*WORK TO COMPLETE*.
Take from the listing each line that has the string "future".

Dataset items:
════════════════

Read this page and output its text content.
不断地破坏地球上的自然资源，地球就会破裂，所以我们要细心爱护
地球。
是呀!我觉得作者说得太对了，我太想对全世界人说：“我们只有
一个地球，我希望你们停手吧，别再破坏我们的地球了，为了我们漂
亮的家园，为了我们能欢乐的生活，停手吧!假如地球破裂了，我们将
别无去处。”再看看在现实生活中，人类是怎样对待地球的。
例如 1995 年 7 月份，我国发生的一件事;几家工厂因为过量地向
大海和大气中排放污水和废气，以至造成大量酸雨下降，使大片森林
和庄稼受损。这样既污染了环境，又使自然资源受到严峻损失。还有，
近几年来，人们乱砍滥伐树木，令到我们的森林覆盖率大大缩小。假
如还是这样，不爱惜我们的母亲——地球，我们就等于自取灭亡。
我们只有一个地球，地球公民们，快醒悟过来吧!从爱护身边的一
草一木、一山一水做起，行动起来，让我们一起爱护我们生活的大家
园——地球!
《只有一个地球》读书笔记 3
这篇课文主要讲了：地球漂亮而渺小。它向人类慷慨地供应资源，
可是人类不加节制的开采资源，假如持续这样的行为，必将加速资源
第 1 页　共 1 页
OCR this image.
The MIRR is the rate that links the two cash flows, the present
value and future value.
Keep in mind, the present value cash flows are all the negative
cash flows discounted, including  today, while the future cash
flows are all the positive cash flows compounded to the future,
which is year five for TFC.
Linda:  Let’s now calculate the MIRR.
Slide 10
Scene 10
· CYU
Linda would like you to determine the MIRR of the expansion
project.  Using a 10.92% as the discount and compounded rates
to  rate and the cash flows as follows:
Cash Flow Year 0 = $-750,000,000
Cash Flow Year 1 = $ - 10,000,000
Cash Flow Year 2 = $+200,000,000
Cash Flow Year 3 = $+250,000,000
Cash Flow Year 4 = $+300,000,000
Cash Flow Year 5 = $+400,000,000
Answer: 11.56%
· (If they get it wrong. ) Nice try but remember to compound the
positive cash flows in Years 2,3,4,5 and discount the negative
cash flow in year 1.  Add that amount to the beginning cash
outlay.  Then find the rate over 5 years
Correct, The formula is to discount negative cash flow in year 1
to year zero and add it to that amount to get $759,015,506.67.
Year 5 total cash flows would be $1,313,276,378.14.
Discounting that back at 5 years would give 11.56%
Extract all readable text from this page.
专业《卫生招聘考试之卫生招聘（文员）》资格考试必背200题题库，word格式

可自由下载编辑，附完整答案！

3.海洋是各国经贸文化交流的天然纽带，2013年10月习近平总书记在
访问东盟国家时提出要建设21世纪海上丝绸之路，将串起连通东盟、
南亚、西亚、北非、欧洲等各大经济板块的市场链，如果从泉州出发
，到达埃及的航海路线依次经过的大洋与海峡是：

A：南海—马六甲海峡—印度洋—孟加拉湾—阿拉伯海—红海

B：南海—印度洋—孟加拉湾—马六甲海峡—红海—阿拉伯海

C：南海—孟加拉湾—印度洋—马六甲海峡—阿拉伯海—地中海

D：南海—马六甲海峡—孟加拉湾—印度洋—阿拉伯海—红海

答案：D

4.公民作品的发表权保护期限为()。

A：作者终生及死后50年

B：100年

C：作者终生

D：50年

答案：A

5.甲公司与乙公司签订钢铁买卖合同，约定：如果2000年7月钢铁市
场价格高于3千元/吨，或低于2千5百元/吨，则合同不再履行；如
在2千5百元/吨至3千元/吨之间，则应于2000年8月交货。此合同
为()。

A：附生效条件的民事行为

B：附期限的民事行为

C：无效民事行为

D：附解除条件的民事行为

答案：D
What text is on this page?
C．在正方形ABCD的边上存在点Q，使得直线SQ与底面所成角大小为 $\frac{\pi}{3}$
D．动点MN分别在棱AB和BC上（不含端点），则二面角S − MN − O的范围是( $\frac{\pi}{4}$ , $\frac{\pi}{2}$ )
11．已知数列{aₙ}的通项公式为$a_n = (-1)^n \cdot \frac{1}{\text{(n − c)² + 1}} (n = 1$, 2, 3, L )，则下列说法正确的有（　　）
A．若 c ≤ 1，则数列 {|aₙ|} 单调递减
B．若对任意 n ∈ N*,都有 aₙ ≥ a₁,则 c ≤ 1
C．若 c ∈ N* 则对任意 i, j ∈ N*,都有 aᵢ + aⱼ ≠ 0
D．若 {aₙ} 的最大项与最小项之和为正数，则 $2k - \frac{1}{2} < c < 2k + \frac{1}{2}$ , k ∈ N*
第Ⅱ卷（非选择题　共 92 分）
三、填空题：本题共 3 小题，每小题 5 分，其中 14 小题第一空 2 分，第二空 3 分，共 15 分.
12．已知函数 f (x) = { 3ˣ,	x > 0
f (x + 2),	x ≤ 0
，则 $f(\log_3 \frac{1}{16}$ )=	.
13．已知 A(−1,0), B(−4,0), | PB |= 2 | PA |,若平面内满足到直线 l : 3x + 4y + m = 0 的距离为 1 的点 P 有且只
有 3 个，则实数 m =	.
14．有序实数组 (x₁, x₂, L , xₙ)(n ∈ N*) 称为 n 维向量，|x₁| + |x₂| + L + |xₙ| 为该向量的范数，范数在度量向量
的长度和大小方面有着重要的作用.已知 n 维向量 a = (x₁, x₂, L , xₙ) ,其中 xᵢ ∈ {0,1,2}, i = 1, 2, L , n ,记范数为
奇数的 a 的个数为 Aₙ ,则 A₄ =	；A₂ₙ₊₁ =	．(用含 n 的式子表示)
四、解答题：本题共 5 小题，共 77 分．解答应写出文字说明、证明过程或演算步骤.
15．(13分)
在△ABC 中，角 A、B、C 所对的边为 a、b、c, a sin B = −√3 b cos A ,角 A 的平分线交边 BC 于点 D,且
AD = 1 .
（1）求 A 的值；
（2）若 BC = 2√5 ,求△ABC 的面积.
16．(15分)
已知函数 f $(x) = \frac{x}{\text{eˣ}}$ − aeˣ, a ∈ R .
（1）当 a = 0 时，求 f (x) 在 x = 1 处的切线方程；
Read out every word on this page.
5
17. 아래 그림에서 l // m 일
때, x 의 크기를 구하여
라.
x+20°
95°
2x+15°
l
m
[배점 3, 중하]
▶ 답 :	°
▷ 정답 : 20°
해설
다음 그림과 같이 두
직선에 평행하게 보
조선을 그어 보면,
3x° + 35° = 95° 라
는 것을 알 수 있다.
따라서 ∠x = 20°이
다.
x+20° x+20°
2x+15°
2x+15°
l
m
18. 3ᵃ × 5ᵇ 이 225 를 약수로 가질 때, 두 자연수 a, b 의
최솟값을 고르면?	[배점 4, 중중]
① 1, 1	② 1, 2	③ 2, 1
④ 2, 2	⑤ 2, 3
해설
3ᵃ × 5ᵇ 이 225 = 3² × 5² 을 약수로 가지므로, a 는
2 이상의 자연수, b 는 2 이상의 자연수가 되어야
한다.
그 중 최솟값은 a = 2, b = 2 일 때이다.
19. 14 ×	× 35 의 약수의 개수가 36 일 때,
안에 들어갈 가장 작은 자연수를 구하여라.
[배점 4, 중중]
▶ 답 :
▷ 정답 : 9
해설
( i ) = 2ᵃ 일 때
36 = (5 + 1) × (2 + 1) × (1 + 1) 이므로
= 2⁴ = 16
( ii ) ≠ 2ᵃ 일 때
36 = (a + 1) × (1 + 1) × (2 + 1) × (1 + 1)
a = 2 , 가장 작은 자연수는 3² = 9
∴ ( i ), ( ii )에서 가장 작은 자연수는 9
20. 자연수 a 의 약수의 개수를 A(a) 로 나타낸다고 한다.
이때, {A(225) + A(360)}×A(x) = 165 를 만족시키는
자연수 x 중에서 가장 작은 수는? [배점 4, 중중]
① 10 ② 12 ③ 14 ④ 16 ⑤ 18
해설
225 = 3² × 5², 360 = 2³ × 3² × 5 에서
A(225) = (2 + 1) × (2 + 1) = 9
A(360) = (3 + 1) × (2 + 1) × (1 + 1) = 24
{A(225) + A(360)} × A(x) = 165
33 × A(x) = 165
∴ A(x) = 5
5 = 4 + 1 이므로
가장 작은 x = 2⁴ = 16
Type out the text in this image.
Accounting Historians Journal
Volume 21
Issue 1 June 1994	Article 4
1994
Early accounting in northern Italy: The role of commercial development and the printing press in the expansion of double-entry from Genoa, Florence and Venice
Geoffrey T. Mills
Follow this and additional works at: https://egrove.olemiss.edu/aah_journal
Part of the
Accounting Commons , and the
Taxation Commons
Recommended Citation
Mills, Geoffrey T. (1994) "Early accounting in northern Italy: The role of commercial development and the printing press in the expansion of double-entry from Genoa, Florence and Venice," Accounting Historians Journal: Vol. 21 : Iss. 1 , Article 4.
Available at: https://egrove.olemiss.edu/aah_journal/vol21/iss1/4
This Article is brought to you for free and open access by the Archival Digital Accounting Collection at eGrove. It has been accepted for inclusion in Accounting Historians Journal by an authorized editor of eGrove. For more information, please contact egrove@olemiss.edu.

════════════════

*TASK SOLUTION*.
value and future value.
cash flows discounted, including  today, while the future cash
flows are all the positive cash flows compounded to the future,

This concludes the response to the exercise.